§ WHAT IS REQUIRED
What is the number of lines holding the word "Sentiment"? Write that number and nothing else.
---+---
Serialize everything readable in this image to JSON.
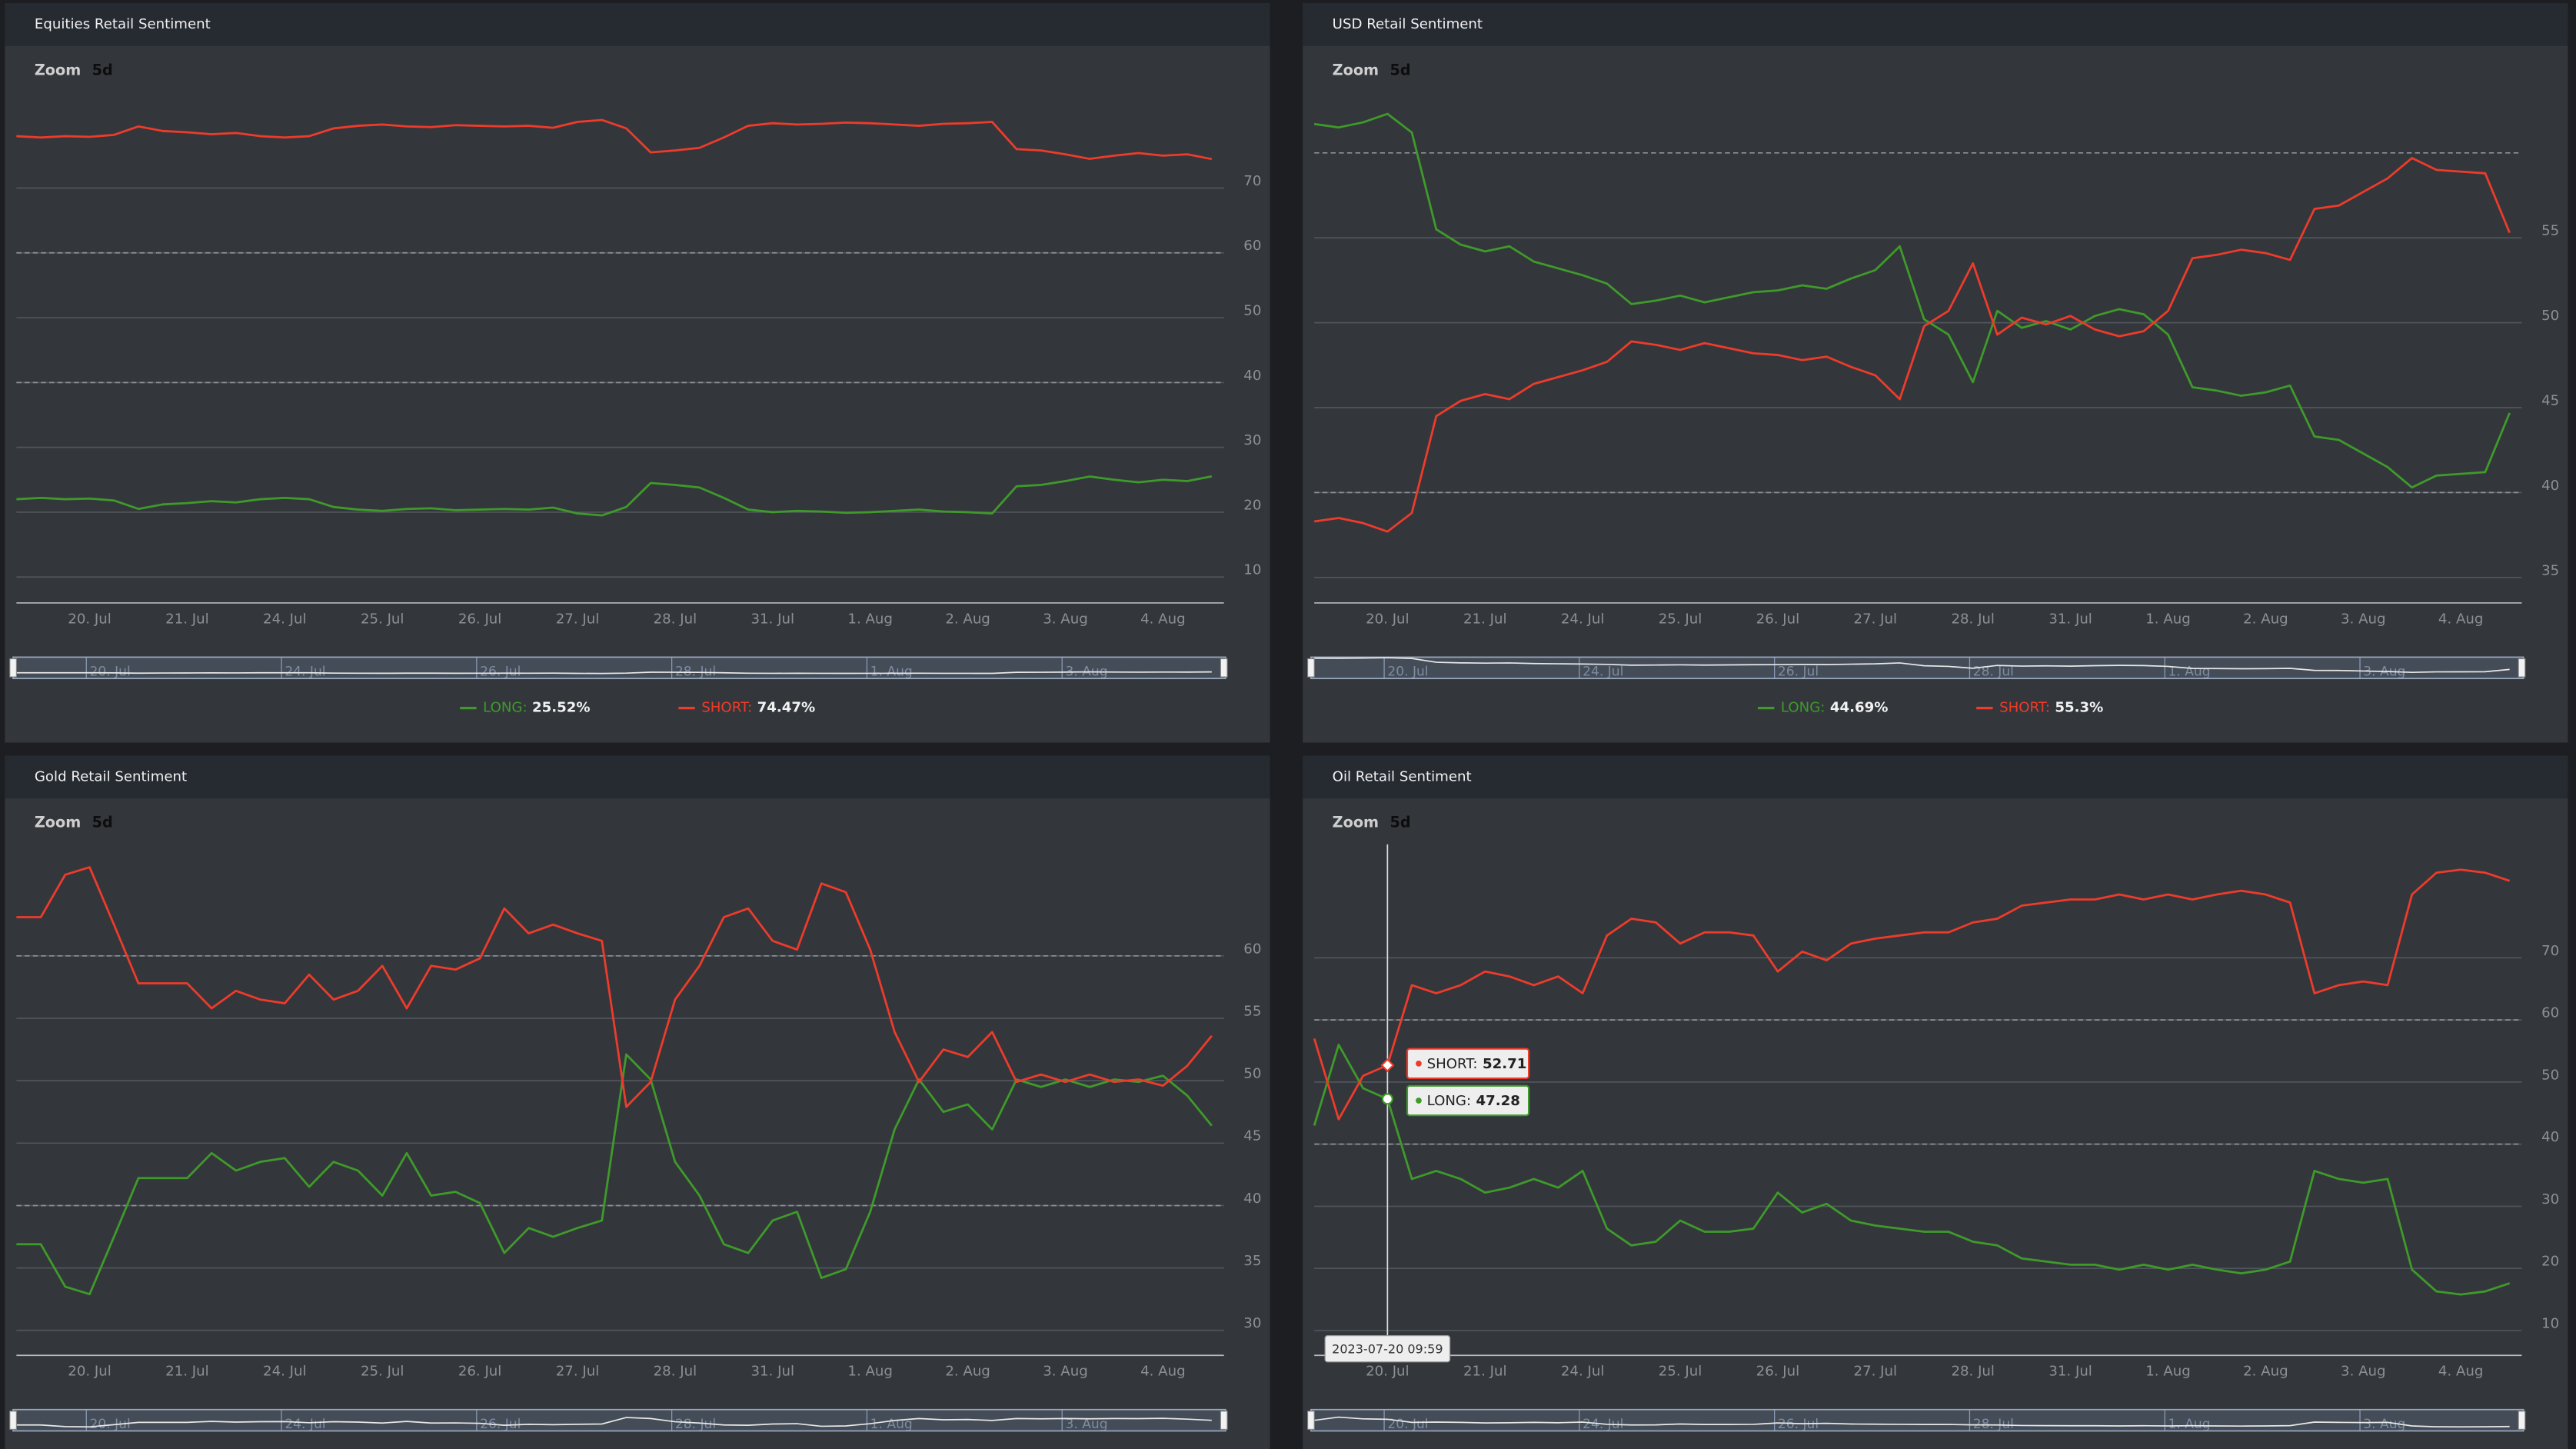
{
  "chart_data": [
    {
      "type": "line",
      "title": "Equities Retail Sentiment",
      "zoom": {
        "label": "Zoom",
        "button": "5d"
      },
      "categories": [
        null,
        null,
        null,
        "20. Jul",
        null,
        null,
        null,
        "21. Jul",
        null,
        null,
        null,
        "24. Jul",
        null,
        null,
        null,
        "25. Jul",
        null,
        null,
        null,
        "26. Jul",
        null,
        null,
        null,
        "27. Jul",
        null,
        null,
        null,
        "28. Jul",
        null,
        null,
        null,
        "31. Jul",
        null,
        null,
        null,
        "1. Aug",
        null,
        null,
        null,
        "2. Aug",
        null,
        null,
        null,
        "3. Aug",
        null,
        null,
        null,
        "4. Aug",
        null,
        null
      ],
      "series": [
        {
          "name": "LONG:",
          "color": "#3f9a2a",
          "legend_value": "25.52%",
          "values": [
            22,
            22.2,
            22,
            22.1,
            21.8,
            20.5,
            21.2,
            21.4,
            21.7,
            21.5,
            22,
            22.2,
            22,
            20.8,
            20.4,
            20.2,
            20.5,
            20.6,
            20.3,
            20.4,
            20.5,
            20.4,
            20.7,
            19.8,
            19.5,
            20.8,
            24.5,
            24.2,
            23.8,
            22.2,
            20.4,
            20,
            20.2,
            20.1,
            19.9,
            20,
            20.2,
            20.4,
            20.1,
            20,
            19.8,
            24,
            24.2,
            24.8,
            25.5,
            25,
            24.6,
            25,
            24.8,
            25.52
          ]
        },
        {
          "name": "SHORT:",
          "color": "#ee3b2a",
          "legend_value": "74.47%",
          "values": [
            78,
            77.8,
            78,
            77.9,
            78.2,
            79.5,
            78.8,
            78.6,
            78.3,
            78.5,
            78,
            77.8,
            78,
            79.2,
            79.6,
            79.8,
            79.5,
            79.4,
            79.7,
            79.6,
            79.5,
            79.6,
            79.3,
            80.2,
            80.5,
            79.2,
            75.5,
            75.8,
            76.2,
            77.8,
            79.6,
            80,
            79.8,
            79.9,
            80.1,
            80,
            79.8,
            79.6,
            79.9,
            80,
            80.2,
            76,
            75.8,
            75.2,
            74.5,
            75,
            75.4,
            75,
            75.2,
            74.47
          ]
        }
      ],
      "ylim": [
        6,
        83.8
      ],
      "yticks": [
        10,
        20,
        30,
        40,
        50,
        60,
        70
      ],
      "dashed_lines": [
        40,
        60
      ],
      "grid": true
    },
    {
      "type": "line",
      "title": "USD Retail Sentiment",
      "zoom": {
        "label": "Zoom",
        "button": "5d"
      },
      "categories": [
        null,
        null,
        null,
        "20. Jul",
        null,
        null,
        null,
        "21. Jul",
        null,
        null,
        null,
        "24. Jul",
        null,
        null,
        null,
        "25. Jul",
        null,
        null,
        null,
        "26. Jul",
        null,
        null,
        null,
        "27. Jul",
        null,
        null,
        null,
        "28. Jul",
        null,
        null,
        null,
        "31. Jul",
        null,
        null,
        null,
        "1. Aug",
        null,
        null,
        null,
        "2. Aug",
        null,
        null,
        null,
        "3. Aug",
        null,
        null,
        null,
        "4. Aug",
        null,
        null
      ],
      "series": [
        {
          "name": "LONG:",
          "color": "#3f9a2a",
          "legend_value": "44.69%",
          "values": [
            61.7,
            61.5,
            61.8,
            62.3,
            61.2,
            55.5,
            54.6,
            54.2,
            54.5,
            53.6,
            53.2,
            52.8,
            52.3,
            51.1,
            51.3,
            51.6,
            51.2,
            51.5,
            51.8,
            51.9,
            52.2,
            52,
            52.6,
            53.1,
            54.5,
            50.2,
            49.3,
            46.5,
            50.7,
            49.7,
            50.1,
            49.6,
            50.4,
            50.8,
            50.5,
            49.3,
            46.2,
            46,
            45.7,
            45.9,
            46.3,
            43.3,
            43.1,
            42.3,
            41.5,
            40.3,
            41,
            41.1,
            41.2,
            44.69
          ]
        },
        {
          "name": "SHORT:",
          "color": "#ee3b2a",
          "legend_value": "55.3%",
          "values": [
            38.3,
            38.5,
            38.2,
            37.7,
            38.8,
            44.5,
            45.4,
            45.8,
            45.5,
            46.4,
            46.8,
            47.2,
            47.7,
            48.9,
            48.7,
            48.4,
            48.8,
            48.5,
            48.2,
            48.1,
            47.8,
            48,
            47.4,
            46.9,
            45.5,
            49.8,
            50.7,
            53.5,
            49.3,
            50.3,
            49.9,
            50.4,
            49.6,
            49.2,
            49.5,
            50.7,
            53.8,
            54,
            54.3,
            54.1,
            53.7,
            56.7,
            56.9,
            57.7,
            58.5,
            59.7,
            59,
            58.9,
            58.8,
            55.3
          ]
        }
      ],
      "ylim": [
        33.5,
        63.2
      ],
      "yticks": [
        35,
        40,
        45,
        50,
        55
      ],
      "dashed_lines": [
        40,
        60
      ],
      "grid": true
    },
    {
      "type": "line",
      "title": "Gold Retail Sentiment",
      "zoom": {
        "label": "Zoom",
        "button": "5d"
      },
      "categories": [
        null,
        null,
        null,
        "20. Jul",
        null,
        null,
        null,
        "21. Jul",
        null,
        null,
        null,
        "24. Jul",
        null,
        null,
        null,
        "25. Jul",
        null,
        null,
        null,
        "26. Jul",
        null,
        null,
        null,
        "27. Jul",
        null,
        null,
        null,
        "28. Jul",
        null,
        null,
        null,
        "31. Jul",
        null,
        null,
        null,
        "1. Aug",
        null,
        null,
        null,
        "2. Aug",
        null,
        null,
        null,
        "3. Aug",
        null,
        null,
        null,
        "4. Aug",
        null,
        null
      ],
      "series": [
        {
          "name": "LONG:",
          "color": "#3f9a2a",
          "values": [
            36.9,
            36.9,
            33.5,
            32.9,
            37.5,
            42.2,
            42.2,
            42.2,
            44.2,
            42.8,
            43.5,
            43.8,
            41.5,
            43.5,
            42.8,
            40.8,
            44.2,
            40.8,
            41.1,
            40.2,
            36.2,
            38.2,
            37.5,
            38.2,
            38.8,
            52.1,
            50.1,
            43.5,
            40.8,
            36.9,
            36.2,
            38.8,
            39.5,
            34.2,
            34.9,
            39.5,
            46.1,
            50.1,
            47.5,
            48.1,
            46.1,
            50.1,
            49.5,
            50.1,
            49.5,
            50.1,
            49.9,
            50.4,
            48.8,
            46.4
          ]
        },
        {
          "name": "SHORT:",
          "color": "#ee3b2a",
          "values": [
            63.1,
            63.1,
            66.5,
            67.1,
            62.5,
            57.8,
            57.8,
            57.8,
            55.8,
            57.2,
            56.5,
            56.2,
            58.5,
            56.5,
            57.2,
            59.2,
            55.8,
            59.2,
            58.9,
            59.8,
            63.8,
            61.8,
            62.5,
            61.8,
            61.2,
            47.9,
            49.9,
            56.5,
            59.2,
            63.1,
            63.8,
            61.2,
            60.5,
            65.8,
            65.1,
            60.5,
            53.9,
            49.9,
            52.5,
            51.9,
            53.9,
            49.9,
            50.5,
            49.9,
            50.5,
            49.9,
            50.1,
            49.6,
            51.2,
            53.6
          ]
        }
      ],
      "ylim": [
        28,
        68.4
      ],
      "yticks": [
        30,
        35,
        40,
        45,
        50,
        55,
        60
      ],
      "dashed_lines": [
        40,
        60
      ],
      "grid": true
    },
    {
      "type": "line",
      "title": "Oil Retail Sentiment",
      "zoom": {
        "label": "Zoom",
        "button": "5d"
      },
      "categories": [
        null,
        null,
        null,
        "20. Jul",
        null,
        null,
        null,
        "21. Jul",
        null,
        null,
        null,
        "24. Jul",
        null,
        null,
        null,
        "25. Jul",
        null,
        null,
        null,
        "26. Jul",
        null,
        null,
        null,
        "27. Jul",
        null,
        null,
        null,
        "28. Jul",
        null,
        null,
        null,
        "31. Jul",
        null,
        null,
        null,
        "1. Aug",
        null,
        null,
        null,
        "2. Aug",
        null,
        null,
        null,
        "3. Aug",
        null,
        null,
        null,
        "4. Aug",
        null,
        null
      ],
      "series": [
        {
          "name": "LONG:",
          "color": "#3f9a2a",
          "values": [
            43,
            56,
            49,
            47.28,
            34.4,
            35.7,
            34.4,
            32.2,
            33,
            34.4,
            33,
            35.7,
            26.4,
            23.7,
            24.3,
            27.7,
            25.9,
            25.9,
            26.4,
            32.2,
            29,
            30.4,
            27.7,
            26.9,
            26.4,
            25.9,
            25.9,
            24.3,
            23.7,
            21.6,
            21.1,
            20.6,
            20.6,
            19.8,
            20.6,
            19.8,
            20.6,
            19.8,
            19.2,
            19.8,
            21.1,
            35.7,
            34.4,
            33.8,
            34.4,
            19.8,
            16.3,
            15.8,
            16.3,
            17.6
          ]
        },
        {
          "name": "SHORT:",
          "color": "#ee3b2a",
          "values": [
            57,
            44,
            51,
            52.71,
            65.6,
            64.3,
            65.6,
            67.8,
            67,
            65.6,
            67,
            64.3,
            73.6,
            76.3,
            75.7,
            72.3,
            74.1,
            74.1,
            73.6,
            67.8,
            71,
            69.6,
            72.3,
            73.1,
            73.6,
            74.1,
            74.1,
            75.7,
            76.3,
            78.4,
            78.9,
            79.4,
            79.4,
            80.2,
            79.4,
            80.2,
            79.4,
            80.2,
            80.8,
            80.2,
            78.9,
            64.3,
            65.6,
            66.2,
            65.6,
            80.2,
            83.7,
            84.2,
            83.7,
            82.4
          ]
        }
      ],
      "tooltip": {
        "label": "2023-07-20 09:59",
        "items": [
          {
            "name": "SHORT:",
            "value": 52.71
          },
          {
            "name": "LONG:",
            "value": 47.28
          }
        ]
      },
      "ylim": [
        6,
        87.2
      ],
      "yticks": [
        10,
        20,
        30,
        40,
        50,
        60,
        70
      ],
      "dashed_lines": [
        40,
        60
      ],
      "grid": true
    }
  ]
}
---+---
§ WRITTEN SOLUTION
4